Job.
Copy the records verbatim, beginning at the line that contains "bar-upper-ttfd-1x (1887, 294, 2041, 640)" and stopping after the line that contains "trend-p-symbol: P (783, 11, 805, 50)".

——————————

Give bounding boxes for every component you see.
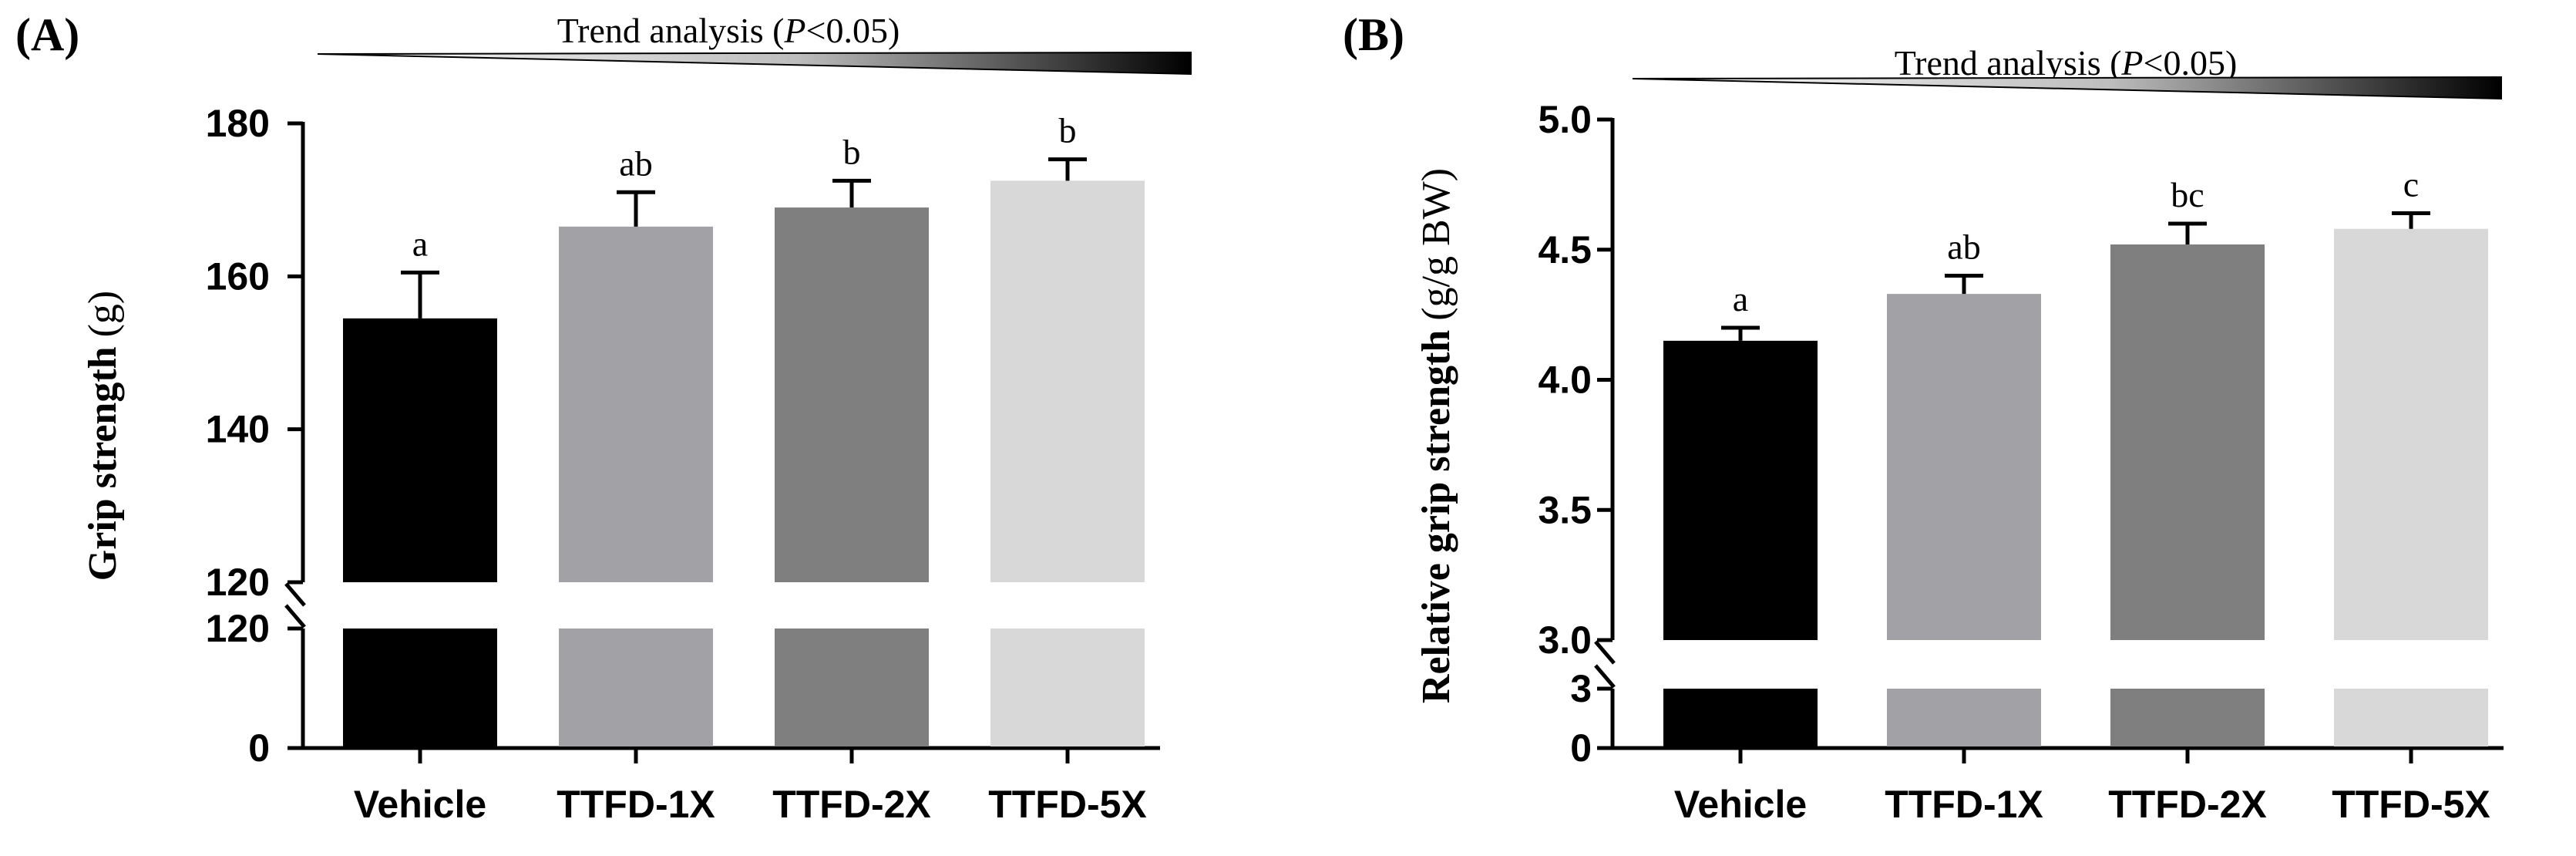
bar-upper-ttfd-1x (1887, 294, 2041, 640)
category-label: Vehicle (354, 783, 486, 826)
bar-lower-ttfd-5x (2334, 689, 2488, 746)
significance-letter: ab (1947, 227, 1980, 267)
significance-letter: c (2403, 165, 2419, 204)
category-label: TTFD-5X (988, 783, 1147, 826)
trend-prefix: Trend analysis ( (557, 11, 785, 50)
y-tick-label: 160 (206, 254, 270, 298)
y-tick-label: 3.5 (1538, 488, 1592, 531)
trend-suffix: <0.05) (806, 11, 900, 50)
trend-p-symbol: P (783, 11, 805, 50)
y-tick-label: 4.0 (1538, 359, 1592, 402)
trend-wedge (1632, 76, 2502, 100)
y-tick-label: 3 (1570, 667, 1592, 710)
y-tick-label: 0 (1570, 726, 1592, 770)
y-tick-label: 0 (248, 726, 270, 770)
trend-analysis-label: Trend analysis (P<0.05) (557, 11, 900, 50)
category-label: TTFD-1X (1885, 783, 2043, 826)
bar-upper-ttfd-5x (990, 180, 1145, 582)
bar-upper-ttfd-2x (775, 207, 929, 582)
bar-lower-ttfd-5x (990, 629, 1145, 746)
y-tick-label: 180 (206, 102, 270, 145)
trend-p-symbol: P (2120, 43, 2143, 83)
y-axis-title: Grip strength (g) (81, 291, 125, 581)
bar-lower-ttfd-2x (775, 629, 929, 746)
bar-lower-ttfd-2x (2110, 689, 2265, 746)
panel-label: (B) (1343, 9, 1404, 60)
y-tick-label: 5.0 (1538, 98, 1592, 141)
bar-upper-ttfd-1x (559, 226, 713, 582)
bar-upper-vehicle (1663, 340, 1818, 640)
trend-analysis-label: Trend analysis (P<0.05) (1895, 43, 2238, 83)
category-label: TTFD-2X (2108, 783, 2267, 826)
category-label: Vehicle (1674, 783, 1807, 826)
bar-lower-vehicle (343, 629, 497, 746)
y-axis-title-text: Grip strength (81, 346, 125, 581)
y-tick-label: 120 (206, 607, 270, 650)
bar-upper-ttfd-5x (2334, 228, 2488, 640)
trend-wedge (317, 51, 1192, 76)
panel-label: (A) (15, 9, 79, 60)
axis-break-mark (284, 604, 306, 629)
bar-lower-ttfd-1x (1887, 689, 2041, 746)
significance-letter: b (843, 132, 861, 171)
category-label: TTFD-1X (557, 783, 715, 826)
trend-suffix: <0.05) (2144, 43, 2238, 83)
y-tick-label: 4.5 (1538, 228, 1592, 271)
significance-letter: a (412, 224, 428, 263)
axis-break-mark (1594, 664, 1616, 689)
bar-upper-ttfd-2x (2110, 244, 2265, 640)
significance-letter: b (1059, 111, 1077, 150)
y-axis-title-unit: (g) (81, 291, 125, 338)
category-label: TTFD-5X (2332, 783, 2490, 826)
chart-panel-a: (A) Trend analysis (P<0.05) 120 140 160 180 0 1… (15, 9, 1192, 826)
category-label: TTFD-2X (772, 783, 931, 826)
y-tick-label: 140 (206, 408, 270, 451)
chart-panel-b: (B) Trend analysis (P<0.05) 3.0 3.5 4.0 4.5 5.… (1343, 9, 2504, 826)
y-axis-title: Relative grip strength (g/g BW) (1414, 168, 1458, 703)
y-axis-title-text: Relative grip strength (1414, 330, 1458, 703)
axis-break-mark (284, 582, 306, 607)
trend-prefix: Trend analysis ( (1895, 43, 2122, 83)
significance-letter: bc (2171, 175, 2204, 214)
significance-letter: a (1733, 279, 1748, 318)
bar-lower-vehicle (1663, 689, 1818, 746)
bar-lower-ttfd-1x (559, 629, 713, 746)
significance-letter: ab (619, 143, 652, 183)
y-tick-label: 3.0 (1538, 618, 1592, 662)
y-tick-label: 120 (206, 561, 270, 604)
bar-upper-vehicle (343, 318, 497, 582)
y-axis-title-unit: (g/g BW) (1414, 168, 1458, 321)
axis-break-mark (1594, 640, 1616, 665)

——————————

Task solution.
bar-upper-ttfd-1x (1887, 294, 2041, 640)
category-label: Vehicle (354, 783, 486, 826)
bar-lower-ttfd-5x (2334, 689, 2488, 746)
significance-letter: ab (1947, 227, 1980, 267)
significance-letter: c (2403, 165, 2419, 204)
category-label: TTFD-5X (988, 783, 1147, 826)
trend-prefix: Trend analysis ( (557, 11, 785, 50)
y-tick-label: 160 (206, 254, 270, 298)
y-tick-label: 3.5 (1538, 488, 1592, 531)
trend-suffix: <0.05) (806, 11, 900, 50)
trend-p-symbol: P (783, 11, 805, 50)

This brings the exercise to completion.